_Work to be completed_: Transcribe the data that follows precisely, omitting nothing.
____ Supplied records
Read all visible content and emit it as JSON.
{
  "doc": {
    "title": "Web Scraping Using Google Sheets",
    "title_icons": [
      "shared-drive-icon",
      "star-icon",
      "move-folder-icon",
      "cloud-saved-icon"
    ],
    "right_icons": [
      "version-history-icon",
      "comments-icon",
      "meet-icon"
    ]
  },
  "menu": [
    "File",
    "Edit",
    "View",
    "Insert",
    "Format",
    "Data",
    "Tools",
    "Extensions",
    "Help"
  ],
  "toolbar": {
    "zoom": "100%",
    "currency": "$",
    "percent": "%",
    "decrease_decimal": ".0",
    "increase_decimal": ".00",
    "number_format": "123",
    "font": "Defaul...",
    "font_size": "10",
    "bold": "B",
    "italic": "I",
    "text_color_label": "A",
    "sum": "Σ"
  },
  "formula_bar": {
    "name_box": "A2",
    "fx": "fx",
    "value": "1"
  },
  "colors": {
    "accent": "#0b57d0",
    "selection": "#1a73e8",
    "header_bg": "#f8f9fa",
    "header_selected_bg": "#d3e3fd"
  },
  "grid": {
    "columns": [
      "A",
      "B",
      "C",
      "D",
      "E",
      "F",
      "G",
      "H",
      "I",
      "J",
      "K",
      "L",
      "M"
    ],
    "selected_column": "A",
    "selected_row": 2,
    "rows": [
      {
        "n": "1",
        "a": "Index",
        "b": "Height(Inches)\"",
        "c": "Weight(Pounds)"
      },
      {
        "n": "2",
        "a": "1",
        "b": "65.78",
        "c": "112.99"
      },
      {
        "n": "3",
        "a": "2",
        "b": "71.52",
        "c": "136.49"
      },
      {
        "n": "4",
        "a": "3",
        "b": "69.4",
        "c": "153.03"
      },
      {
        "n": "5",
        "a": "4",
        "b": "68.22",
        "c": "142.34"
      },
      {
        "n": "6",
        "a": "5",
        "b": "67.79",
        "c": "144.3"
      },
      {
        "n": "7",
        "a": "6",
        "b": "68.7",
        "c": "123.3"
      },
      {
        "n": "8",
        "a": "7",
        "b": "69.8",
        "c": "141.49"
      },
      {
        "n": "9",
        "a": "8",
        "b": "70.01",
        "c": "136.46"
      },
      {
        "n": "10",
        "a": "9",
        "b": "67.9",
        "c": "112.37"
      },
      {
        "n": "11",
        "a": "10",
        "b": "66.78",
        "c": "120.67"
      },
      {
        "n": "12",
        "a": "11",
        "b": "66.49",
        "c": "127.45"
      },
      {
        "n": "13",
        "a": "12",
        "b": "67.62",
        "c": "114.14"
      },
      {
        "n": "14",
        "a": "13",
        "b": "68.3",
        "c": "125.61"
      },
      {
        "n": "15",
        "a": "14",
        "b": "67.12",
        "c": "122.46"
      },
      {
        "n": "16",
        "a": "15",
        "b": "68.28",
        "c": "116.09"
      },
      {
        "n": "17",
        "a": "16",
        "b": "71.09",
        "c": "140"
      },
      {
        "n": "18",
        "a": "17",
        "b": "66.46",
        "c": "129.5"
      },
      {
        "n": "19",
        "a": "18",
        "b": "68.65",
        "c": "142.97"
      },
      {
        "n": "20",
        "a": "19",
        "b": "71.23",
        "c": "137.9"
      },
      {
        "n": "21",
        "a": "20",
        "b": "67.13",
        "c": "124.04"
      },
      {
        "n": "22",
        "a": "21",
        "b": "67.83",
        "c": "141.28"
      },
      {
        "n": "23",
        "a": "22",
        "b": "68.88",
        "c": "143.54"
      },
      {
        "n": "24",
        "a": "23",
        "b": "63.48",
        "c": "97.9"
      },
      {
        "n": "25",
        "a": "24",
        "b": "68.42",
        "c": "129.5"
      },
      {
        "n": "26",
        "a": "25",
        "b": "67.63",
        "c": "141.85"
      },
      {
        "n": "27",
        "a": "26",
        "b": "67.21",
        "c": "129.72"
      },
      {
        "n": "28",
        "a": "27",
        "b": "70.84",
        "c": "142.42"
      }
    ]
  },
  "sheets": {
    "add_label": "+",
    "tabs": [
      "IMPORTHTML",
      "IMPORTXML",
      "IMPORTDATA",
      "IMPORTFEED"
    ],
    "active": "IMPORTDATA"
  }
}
________
_Result for this exercise_:
Read all visible content and emit it as JSON.
{
  "doc": {
    "title": "Web Scraping Using Google Sheets",
    "title_icons": [
      "shared-drive-icon",
      "star-icon",
      "move-folder-icon",
      "cloud-saved-icon"
    ],
    "right_icons": [
      "version-history-icon",
      "comments-icon",
      "meet-icon"
    ]
  },
  "menu": [
    "File",
    "Edit",
    "View",
    "Insert",
    "Format",
    "Data",
    "Tools",
    "Extensions",
    "Help"
  ],
  "toolbar": {
    "zoom": "100%",
    "currency": "$",
    "percent": "%",
    "decrease_decimal": ".0",
    "increase_decimal": ".00",
    "number_format": "123",
    "font": "Defaul...",
    "font_size": "10",
    "bold": "B",
    "italic": "I",
    "text_color_label": "A",
    "sum": "Σ"
  },
  "formula_bar": {
    "name_box": "A2",
    "fx": "fx",
    "value": "1"
  },
  "colors": {
    "accent": "#0b57d0",
    "selection": "#1a73e8",
    "header_bg": "#f8f9fa",
    "header_selected_bg": "#d3e3fd"
  },
  "grid": {
    "columns": [
      "A",
      "B",
      "C",
      "D",
      "E",
      "F",
      "G",
      "H",
      "I",
      "J",
      "K",
      "L",
      "M"
    ],
    "selected_column": "A",
    "selected_row": 2,
    "rows": [
      {
        "n": "1",
        "a": "Index",
        "b": "Height(Inches)\"",
        "c": "Weight(Pounds)"
      },
      {
        "n": "2",
        "a": "1",
        "b": "65.78",
        "c": "112.99"
      },
      {
        "n": "3",
        "a": "2",
        "b": "71.52",
        "c": "136.49"
      },
      {
        "n": "4",
        "a": "3",
        "b": "69.4",
        "c": "153.03"
      },
      {
        "n": "5",
        "a": "4",
        "b": "68.22",
        "c": "142.34"
      },
      {
        "n": "6",
        "a": "5",
        "b": "67.79",
        "c": "144.3"
      },
      {
        "n": "7",
        "a": "6",
        "b": "68.7",
        "c": "123.3"
      },
      {
        "n": "8",
        "a": "7",
        "b": "69.8",
        "c": "141.49"
      },
      {
        "n": "9",
        "a": "8",
        "b": "70.01",
        "c": "136.46"
      },
      {
        "n": "10",
        "a": "9",
        "b": "67.9",
        "c": "112.37"
      },
      {
        "n": "11",
        "a": "10",
        "b": "66.78",
        "c": "120.67"
      },
      {
        "n": "12",
        "a": "11",
        "b": "66.49",
        "c": "127.45"
      },
      {
        "n": "13",
        "a": "12",
        "b": "67.62",
        "c": "114.14"
      },
      {
        "n": "14",
        "a": "13",
        "b": "68.3",
        "c": "125.61"
      },
      {
        "n": "15",
        "a": "14",
        "b": "67.12",
        "c": "122.46"
      },
      {
        "n": "16",
        "a": "15",
        "b": "68.28",
        "c": "116.09"
      },
      {
        "n": "17",
        "a": "16",
        "b": "71.09",
        "c": "140"
      },
      {
        "n": "18",
        "a": "17",
        "b": "66.46",
        "c": "129.5"
      },
      {
        "n": "19",
        "a": "18",
        "b": "68.65",
        "c": "142.97"
      },
      {
        "n": "20",
        "a": "19",
        "b": "71.23",
        "c": "137.9"
      },
      {
        "n": "21",
        "a": "20",
        "b": "67.13",
        "c": "124.04"
      },
      {
        "n": "22",
        "a": "21",
        "b": "67.83",
        "c": "141.28"
      },
      {
        "n": "23",
        "a": "22",
        "b": "68.88",
        "c": "143.54"
      },
      {
        "n": "24",
        "a": "23",
        "b": "63.48",
        "c": "97.9"
      },
      {
        "n": "25",
        "a": "24",
        "b": "68.42",
        "c": "129.5"
      },
      {
        "n": "26",
        "a": "25",
        "b": "67.63",
        "c": "141.85"
      },
      {
        "n": "27",
        "a": "26",
        "b": "67.21",
        "c": "129.72"
      },
      {
        "n": "28",
        "a": "27",
        "b": "70.84",
        "c": "142.42"
      }
    ]
  },
  "sheets": {
    "add_label": "+",
    "tabs": [
      "IMPORTHTML",
      "IMPORTXML",
      "IMPORTDATA",
      "IMPORTFEED"
    ],
    "active": "IMPORTDATA"
  }
}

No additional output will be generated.